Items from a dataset
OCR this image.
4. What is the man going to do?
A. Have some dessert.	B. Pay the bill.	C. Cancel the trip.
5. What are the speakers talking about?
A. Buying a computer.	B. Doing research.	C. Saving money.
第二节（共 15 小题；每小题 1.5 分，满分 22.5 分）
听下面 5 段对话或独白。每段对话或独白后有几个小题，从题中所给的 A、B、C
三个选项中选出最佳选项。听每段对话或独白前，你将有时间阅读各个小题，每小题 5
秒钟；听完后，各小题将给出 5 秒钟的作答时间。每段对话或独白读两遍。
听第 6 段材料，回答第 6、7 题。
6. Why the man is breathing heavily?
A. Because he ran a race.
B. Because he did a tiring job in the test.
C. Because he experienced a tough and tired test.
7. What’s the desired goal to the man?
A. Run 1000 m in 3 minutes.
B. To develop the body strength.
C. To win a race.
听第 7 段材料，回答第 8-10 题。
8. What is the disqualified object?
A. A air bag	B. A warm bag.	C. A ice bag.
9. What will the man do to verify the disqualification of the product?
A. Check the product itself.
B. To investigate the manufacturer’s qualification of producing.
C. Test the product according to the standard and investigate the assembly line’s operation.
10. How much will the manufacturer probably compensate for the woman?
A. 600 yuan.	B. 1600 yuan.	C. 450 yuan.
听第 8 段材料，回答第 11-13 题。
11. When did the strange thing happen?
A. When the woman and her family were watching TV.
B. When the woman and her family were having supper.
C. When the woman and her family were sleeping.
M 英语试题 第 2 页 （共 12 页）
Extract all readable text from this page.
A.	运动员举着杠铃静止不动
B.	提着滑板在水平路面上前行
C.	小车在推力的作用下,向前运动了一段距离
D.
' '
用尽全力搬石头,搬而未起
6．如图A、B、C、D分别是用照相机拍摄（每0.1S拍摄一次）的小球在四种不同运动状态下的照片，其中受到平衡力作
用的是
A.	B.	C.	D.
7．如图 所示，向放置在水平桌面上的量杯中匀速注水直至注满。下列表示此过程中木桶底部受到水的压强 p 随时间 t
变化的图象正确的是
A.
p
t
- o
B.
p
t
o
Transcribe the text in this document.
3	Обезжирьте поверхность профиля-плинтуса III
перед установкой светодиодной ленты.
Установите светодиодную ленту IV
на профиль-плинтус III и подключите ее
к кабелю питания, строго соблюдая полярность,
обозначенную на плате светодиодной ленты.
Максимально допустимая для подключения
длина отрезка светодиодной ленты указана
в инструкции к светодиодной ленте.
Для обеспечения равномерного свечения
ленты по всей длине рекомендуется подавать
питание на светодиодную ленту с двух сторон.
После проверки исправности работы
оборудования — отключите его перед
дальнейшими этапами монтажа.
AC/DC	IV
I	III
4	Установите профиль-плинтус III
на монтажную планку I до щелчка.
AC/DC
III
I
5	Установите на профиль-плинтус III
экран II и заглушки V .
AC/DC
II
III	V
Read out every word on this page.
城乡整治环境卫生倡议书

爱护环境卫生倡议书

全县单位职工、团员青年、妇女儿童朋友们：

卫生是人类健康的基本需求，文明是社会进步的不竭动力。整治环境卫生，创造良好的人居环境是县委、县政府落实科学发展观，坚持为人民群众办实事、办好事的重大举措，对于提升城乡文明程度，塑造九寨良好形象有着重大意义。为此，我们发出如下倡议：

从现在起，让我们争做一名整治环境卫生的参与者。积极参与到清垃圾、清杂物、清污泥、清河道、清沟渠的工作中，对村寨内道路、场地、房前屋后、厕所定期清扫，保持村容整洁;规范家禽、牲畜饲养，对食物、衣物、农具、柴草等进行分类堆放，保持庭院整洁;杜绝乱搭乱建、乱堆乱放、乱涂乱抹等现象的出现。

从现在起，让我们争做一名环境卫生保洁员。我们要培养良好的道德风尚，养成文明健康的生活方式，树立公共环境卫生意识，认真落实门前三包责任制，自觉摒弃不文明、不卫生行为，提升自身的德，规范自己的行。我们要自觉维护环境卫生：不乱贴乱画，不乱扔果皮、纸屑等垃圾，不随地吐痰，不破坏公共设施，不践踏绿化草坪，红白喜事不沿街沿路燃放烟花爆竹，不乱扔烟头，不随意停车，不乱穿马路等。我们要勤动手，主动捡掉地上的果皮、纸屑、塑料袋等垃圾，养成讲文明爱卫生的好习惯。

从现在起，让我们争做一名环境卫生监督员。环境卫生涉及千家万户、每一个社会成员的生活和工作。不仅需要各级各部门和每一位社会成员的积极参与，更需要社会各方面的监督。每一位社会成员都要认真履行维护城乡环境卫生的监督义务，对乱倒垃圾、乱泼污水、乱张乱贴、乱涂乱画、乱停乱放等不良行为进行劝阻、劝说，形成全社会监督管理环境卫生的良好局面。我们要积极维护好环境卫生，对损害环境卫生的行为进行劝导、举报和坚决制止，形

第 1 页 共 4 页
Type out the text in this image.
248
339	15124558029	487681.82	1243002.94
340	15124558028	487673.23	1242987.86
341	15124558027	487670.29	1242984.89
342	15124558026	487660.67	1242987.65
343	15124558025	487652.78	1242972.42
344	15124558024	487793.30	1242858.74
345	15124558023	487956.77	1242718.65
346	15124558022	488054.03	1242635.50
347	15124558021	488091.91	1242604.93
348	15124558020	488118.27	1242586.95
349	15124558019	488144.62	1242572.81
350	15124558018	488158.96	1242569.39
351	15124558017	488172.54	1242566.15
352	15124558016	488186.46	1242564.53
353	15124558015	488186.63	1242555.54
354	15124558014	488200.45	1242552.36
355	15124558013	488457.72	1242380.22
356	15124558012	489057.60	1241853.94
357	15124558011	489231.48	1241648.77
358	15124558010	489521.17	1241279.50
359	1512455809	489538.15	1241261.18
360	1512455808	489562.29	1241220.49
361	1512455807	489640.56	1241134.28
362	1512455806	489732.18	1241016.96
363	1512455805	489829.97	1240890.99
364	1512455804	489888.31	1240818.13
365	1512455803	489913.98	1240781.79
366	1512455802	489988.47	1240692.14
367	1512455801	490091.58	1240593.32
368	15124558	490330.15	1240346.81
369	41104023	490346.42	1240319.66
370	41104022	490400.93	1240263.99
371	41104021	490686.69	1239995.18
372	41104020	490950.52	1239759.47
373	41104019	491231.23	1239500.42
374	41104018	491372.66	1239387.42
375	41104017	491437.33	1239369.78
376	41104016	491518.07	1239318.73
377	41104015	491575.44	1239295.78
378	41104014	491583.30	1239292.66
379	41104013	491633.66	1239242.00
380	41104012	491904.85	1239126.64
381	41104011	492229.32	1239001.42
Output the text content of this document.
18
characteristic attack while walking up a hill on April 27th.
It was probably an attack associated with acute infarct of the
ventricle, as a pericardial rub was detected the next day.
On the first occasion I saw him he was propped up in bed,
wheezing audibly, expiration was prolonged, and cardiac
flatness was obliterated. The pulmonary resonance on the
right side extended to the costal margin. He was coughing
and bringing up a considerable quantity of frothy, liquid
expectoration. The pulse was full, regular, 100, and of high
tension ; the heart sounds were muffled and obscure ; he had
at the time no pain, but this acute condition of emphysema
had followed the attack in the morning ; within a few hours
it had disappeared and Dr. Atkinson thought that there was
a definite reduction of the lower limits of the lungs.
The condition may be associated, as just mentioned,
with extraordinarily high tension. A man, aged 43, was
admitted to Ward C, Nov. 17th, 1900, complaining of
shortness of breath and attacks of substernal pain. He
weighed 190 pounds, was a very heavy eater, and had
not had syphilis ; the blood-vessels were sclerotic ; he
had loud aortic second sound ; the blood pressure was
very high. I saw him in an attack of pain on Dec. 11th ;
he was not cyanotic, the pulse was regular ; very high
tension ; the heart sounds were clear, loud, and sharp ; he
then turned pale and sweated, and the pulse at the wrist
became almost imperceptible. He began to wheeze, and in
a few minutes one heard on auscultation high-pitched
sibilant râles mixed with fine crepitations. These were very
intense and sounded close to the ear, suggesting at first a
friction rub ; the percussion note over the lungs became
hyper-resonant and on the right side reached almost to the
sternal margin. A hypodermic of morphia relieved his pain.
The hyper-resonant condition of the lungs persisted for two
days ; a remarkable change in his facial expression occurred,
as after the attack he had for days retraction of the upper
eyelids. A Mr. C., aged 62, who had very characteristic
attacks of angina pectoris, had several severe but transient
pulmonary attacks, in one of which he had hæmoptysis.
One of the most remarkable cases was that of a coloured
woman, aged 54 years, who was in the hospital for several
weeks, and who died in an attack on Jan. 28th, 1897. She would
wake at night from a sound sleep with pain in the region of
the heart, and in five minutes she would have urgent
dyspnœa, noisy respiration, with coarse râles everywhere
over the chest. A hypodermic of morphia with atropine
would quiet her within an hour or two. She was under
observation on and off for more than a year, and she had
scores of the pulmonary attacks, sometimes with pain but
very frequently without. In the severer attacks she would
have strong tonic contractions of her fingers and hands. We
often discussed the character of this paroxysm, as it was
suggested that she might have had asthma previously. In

- [Problem to work on]: Copy in full each line that holds the word "characteristic".

- [Finished exercise]:
characteristic attack while walking up a hill on April 27th.
eyelids. A Mr. C., aged 62, who had very characteristic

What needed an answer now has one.